**What is expected**. Make an exact copy of all the entries, but do not reproduce the pictures.

Data items
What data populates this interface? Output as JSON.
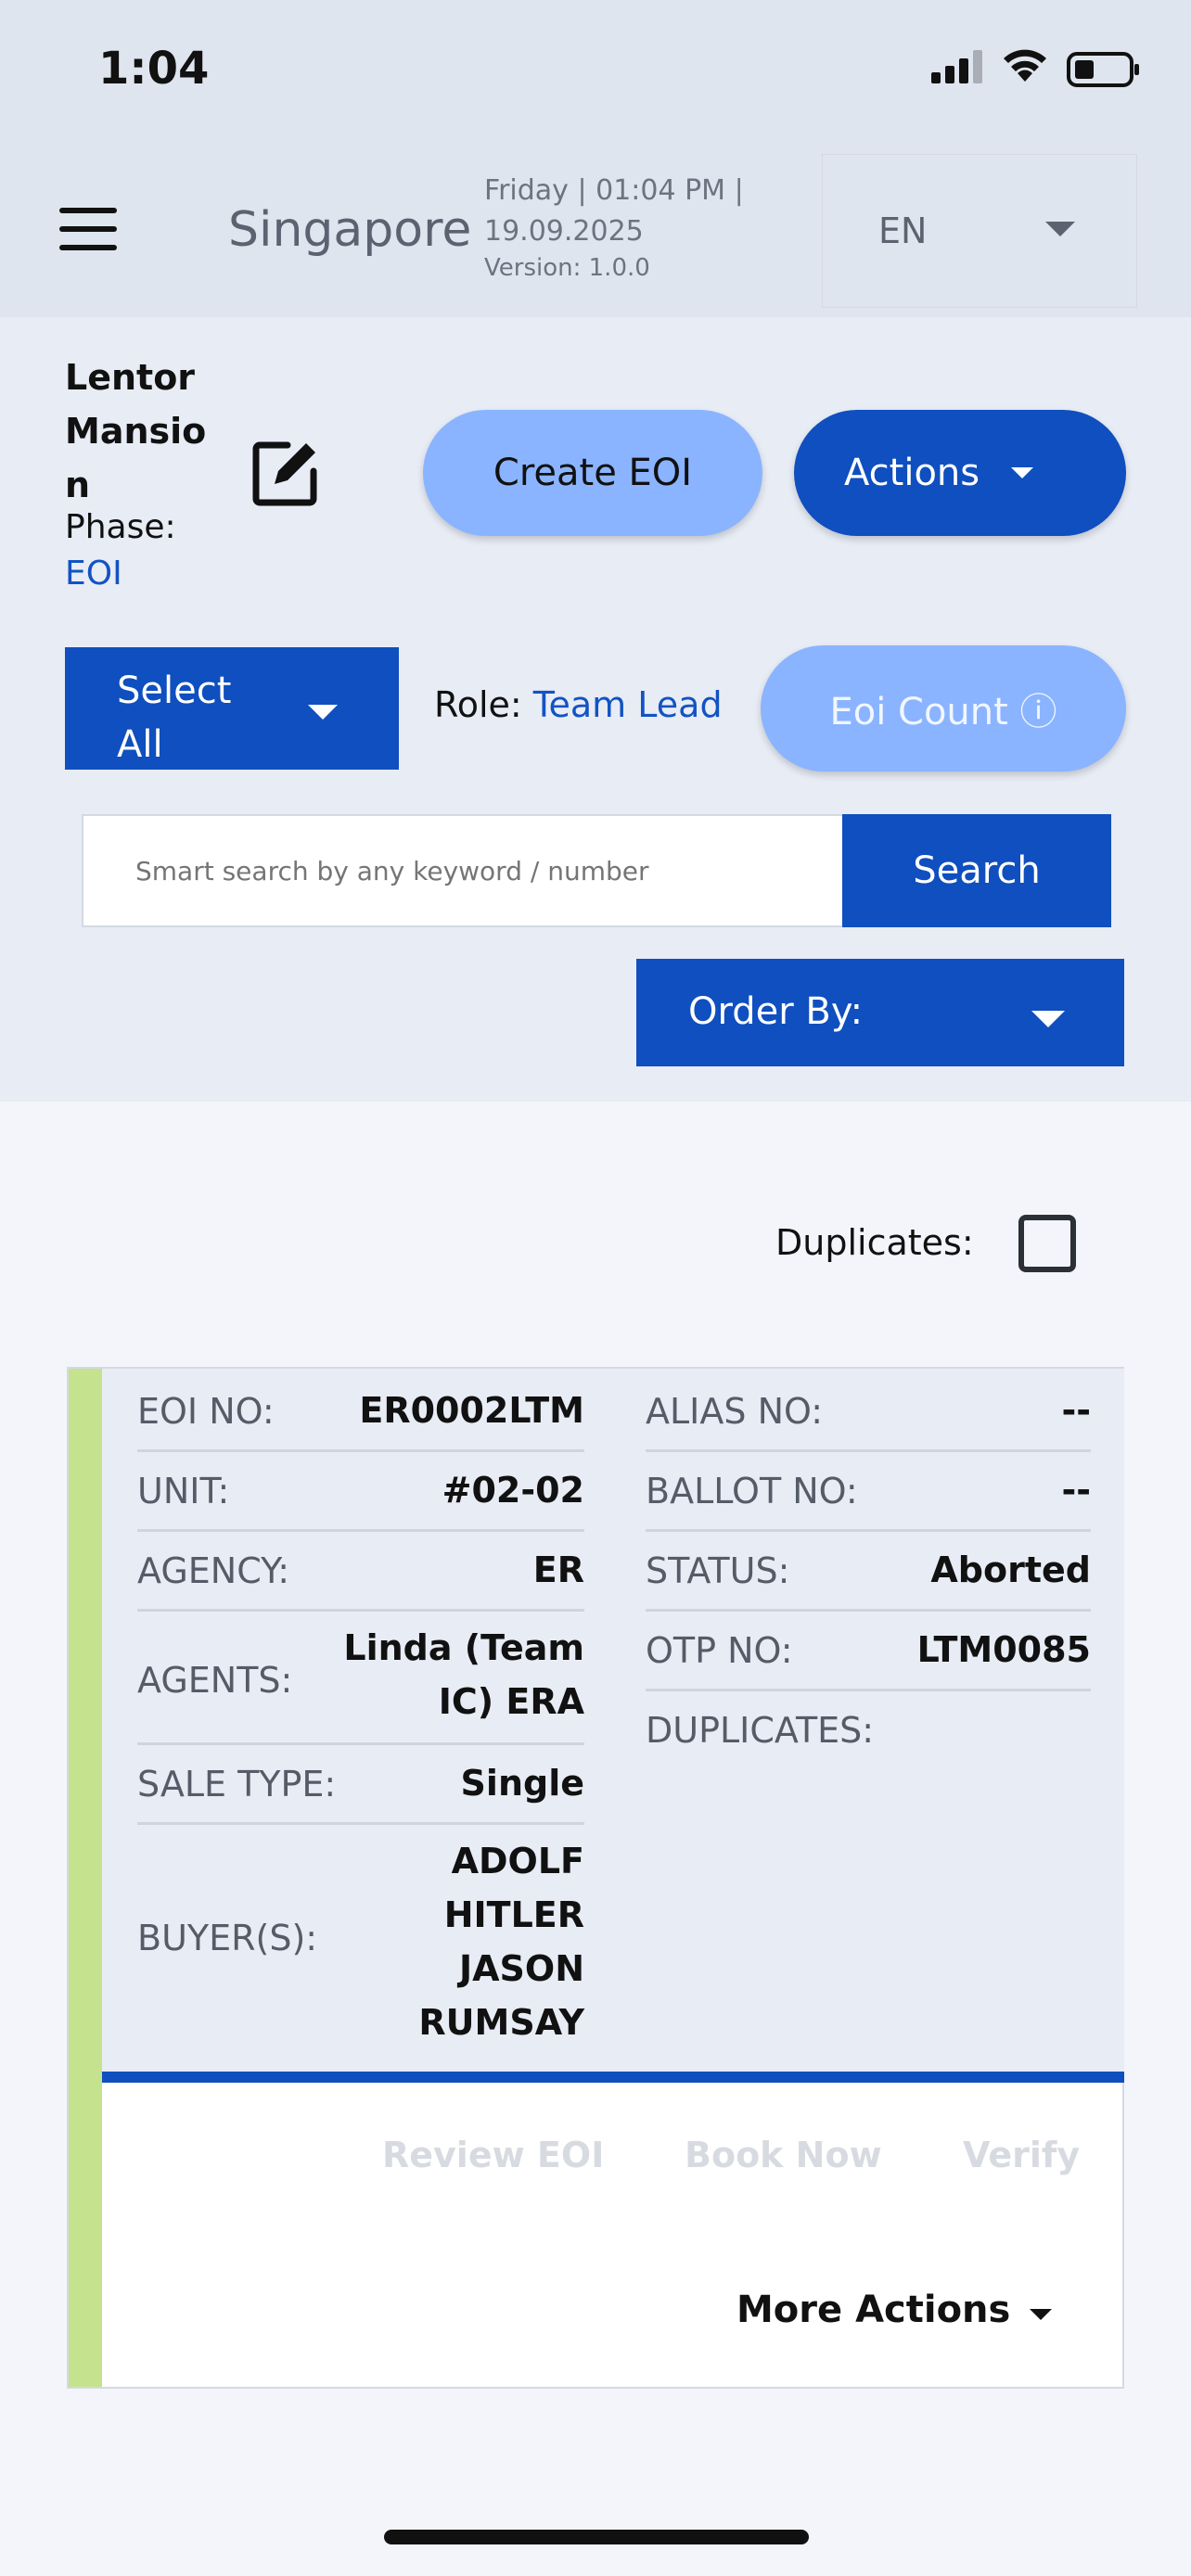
{
  "status_bar": {
    "time": "1:04"
  },
  "header": {
    "country": "Singapore",
    "datetime_line1": "Friday | 01:04 PM |",
    "datetime_line2": "19.09.2025",
    "version": "Version: 1.0.0",
    "language": "EN"
  },
  "project": {
    "name": "Lentor Mansion",
    "phase_label": "Phase:",
    "phase_value": "EOI"
  },
  "buttons": {
    "create_eoi": "Create EOI",
    "actions": "Actions",
    "select_all": "Select All",
    "eoi_count": "Eoi Count ⓘ",
    "search": "Search",
    "order_by": "Order By:"
  },
  "role": {
    "label": "Role: ",
    "value": "Team Lead"
  },
  "search": {
    "placeholder": "Smart search by any keyword / number"
  },
  "duplicates": {
    "label": "Duplicates:"
  },
  "card": {
    "left": [
      {
        "label": "EOI NO:",
        "value": "ER0002LTM"
      },
      {
        "label": "UNIT:",
        "value": "#02-02"
      },
      {
        "label": "AGENCY:",
        "value": "ER"
      },
      {
        "label": "AGENTS:",
        "value": "Linda (Team IC) ERA"
      },
      {
        "label": "SALE TYPE:",
        "value": "Single"
      },
      {
        "label": "BUYER(S):",
        "value": "ADOLF HITLER JASON RUMSAY"
      }
    ],
    "right": [
      {
        "label": "ALIAS NO:",
        "value": "--"
      },
      {
        "label": "BALLOT NO:",
        "value": "--"
      },
      {
        "label": "STATUS:",
        "value": "Aborted"
      },
      {
        "label": "OTP NO:",
        "value": "LTM0085"
      },
      {
        "label": "DUPLICATES:",
        "value": ""
      }
    ],
    "actions": {
      "review": "Review EOI",
      "book": "Book Now",
      "verify": "Verify",
      "more": "More Actions"
    }
  },
  "colors": {
    "primary": "#0f4fbf",
    "light_button": "#8ab4ff",
    "card_stripe": "#c5e28e",
    "link": "#1253c3"
  }
}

**Solution to the problem**.
What data populates this interface? Output as JSON.
{
  "status_bar": {
    "time": "1:04"
  },
  "header": {
    "country": "Singapore",
    "datetime_line1": "Friday | 01:04 PM |",
    "datetime_line2": "19.09.2025",
    "version": "Version: 1.0.0",
    "language": "EN"
  },
  "project": {
    "name": "Lentor Mansion",
    "phase_label": "Phase:",
    "phase_value": "EOI"
  },
  "buttons": {
    "create_eoi": "Create EOI",
    "actions": "Actions",
    "select_all": "Select All",
    "eoi_count": "Eoi Count ⓘ",
    "search": "Search",
    "order_by": "Order By:"
  },
  "role": {
    "label": "Role: ",
    "value": "Team Lead"
  },
  "search": {
    "placeholder": "Smart search by any keyword / number"
  },
  "duplicates": {
    "label": "Duplicates:"
  },
  "card": {
    "left": [
      {
        "label": "EOI NO:",
        "value": "ER0002LTM"
      },
      {
        "label": "UNIT:",
        "value": "#02-02"
      },
      {
        "label": "AGENCY:",
        "value": "ER"
      },
      {
        "label": "AGENTS:",
        "value": "Linda (Team IC) ERA"
      },
      {
        "label": "SALE TYPE:",
        "value": "Single"
      },
      {
        "label": "BUYER(S):",
        "value": "ADOLF HITLER JASON RUMSAY"
      }
    ],
    "right": [
      {
        "label": "ALIAS NO:",
        "value": "--"
      },
      {
        "label": "BALLOT NO:",
        "value": "--"
      },
      {
        "label": "STATUS:",
        "value": "Aborted"
      },
      {
        "label": "OTP NO:",
        "value": "LTM0085"
      },
      {
        "label": "DUPLICATES:",
        "value": ""
      }
    ],
    "actions": {
      "review": "Review EOI",
      "book": "Book Now",
      "verify": "Verify",
      "more": "More Actions"
    }
  },
  "colors": {
    "primary": "#0f4fbf",
    "light_button": "#8ab4ff",
    "card_stripe": "#c5e28e",
    "link": "#1253c3"
  }
}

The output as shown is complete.